**Your instructions:**
Note how many lines hold the string "ylabel" and give that number without any other words.

**The records:**
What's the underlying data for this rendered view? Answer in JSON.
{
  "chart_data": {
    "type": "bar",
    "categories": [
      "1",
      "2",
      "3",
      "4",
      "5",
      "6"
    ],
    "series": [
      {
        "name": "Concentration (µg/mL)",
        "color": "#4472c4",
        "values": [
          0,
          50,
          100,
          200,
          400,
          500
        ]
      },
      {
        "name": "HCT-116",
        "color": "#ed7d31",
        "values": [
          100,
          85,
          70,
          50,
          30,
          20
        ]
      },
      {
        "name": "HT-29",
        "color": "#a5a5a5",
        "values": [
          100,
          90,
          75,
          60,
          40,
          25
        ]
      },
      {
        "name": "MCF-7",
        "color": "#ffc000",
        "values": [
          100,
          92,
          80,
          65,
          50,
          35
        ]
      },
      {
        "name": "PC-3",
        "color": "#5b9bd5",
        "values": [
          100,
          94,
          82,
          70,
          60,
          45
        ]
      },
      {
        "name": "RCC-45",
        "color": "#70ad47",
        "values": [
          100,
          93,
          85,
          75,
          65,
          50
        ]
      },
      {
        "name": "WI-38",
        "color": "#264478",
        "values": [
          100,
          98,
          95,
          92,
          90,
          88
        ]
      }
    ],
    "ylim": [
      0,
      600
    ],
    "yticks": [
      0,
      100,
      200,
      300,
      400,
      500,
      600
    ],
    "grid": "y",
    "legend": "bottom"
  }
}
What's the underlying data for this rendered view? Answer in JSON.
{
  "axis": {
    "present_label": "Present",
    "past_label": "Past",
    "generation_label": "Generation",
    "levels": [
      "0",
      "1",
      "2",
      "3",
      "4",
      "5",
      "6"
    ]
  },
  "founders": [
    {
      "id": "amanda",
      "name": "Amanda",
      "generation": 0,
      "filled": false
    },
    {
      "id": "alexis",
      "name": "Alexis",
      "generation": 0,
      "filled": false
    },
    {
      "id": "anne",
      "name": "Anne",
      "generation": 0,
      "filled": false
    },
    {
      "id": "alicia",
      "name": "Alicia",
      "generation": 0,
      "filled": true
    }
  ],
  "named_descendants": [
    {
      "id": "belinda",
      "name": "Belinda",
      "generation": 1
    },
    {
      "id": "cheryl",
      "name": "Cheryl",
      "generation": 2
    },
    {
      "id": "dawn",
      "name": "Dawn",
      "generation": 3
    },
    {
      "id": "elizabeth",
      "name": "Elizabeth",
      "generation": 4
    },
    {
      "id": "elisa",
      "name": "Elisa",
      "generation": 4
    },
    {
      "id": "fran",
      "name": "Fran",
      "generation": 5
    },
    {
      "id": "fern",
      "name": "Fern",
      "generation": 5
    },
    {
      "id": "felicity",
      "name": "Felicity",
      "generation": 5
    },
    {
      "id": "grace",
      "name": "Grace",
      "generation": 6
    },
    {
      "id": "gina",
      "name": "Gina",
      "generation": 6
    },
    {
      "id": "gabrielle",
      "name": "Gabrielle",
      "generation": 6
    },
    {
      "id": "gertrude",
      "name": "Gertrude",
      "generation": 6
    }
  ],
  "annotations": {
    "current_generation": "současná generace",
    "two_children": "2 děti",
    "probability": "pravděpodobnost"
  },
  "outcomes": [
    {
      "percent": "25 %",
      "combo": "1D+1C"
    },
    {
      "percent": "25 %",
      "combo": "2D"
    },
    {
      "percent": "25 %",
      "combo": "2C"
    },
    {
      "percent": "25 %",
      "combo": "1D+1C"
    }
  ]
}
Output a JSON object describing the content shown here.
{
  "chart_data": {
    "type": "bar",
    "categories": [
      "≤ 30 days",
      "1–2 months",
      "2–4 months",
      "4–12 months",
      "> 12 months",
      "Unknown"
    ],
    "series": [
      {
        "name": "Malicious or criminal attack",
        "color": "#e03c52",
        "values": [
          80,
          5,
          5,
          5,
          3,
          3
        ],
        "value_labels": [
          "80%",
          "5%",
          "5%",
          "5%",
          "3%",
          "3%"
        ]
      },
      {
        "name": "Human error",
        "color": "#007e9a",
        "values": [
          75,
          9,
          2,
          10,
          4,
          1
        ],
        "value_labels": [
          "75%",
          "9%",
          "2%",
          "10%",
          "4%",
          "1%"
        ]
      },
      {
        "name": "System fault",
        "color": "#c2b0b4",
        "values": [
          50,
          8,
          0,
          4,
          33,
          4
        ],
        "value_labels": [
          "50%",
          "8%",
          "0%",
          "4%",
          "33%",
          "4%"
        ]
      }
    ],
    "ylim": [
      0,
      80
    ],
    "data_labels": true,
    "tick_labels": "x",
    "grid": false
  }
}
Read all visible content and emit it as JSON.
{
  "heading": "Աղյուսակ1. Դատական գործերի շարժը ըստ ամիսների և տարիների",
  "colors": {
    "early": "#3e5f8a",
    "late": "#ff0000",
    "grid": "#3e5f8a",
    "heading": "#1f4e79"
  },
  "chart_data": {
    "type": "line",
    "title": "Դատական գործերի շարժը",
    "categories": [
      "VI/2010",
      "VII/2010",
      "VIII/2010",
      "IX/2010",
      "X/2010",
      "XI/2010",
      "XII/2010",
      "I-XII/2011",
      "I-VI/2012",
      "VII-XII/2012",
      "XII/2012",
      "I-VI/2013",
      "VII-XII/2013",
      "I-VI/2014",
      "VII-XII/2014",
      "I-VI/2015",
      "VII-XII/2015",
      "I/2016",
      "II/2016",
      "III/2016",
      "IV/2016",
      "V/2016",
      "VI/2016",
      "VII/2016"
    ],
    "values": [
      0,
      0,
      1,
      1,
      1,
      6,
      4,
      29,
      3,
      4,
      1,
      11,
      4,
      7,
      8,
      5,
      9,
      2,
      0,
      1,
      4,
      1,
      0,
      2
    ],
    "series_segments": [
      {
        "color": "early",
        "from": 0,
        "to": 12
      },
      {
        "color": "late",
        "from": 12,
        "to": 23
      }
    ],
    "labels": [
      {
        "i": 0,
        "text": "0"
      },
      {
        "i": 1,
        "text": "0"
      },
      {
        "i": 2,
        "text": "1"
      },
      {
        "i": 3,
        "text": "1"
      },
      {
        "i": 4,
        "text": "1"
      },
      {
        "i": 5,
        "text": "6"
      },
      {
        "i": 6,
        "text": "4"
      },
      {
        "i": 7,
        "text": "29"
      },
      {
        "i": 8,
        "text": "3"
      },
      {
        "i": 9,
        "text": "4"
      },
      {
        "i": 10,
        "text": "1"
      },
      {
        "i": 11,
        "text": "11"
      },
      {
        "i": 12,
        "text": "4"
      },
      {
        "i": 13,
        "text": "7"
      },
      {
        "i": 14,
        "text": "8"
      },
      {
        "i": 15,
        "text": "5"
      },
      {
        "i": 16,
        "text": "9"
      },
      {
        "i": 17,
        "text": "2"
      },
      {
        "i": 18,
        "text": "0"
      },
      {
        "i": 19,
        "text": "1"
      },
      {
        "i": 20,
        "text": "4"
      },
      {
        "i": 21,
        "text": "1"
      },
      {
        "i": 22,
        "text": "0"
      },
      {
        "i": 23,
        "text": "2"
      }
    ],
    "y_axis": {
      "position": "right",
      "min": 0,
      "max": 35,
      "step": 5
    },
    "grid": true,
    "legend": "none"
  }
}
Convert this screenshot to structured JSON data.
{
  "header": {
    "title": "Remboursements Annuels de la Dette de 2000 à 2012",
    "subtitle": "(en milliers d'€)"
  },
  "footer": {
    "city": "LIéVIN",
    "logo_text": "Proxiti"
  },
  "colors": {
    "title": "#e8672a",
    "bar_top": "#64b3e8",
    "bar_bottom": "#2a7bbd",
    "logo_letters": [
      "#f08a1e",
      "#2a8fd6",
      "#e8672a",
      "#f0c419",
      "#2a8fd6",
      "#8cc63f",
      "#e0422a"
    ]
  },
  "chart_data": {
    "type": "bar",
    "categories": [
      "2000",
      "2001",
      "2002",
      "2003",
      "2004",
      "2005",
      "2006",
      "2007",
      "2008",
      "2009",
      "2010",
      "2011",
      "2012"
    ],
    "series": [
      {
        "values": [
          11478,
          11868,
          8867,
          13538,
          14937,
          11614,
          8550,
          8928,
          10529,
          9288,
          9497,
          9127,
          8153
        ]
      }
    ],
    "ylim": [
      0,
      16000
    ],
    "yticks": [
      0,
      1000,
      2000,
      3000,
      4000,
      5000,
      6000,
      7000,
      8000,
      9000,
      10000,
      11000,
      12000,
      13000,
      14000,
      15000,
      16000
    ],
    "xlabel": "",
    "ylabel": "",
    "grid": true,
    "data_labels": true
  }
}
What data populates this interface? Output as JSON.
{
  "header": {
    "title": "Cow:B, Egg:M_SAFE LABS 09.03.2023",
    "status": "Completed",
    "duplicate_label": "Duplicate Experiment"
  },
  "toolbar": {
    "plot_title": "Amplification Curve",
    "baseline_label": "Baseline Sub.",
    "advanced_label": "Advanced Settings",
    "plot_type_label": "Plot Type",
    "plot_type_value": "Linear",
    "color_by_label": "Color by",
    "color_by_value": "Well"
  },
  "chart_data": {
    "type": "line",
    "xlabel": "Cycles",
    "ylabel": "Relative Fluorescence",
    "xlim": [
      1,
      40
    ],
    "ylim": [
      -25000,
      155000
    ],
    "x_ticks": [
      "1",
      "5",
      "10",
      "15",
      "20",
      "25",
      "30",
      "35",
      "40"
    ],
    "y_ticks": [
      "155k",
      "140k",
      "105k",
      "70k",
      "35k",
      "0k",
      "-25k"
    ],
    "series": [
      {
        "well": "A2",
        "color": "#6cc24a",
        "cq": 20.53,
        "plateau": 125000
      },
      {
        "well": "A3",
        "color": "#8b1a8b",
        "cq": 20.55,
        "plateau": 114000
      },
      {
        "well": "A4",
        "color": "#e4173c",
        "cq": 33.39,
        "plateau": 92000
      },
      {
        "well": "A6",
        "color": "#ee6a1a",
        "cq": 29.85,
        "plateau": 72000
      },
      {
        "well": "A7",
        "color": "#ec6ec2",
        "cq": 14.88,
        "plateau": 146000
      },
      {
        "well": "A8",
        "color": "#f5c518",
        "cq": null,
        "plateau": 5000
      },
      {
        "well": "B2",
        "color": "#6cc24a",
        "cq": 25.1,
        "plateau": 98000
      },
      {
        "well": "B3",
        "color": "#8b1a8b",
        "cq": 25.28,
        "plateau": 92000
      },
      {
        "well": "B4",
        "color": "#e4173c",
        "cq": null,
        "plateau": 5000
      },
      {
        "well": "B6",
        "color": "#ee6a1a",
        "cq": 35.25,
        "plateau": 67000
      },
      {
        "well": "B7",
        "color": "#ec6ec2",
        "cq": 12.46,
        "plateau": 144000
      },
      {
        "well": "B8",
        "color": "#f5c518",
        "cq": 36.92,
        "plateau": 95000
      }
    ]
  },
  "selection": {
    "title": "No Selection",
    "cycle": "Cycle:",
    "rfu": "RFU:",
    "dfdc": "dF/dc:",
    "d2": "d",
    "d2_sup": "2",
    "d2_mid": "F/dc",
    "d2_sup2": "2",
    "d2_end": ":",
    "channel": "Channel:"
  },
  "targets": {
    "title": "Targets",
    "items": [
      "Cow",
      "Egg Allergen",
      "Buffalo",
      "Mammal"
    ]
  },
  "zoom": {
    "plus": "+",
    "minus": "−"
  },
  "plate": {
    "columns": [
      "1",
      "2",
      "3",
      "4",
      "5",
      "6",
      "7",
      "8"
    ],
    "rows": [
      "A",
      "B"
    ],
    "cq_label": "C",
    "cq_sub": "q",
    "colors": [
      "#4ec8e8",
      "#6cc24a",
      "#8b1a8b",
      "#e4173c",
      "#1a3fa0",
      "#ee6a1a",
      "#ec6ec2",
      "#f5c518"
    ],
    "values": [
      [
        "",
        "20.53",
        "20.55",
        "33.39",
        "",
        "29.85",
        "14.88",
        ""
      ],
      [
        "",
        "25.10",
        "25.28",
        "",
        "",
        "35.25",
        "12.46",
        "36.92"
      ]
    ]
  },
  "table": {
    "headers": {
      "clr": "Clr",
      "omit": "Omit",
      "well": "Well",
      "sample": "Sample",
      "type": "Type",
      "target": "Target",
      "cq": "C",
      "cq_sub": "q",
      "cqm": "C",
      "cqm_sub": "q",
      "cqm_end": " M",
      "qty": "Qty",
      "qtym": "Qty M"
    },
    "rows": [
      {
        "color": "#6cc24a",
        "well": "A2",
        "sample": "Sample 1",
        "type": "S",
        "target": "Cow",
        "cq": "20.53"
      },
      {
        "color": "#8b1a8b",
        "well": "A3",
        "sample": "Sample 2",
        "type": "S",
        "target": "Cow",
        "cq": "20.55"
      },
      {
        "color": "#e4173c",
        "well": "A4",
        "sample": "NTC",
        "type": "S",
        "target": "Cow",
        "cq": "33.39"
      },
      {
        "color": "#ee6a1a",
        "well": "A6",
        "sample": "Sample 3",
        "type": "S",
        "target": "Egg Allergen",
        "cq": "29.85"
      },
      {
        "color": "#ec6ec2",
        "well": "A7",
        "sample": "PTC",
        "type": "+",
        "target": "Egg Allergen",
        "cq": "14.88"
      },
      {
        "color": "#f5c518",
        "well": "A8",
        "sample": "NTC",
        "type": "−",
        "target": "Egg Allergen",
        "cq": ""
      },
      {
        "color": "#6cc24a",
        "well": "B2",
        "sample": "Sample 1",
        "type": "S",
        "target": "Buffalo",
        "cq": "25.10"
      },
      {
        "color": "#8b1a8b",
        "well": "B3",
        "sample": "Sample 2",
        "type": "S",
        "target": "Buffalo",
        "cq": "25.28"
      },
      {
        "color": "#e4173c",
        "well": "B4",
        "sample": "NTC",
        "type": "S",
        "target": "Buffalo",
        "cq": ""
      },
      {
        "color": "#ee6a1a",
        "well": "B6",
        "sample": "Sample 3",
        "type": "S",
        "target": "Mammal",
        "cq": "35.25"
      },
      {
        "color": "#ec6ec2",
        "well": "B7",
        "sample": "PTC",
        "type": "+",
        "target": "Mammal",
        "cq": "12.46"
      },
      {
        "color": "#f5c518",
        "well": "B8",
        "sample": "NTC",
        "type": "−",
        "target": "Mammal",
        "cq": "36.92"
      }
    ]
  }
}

**Exercise response:**
2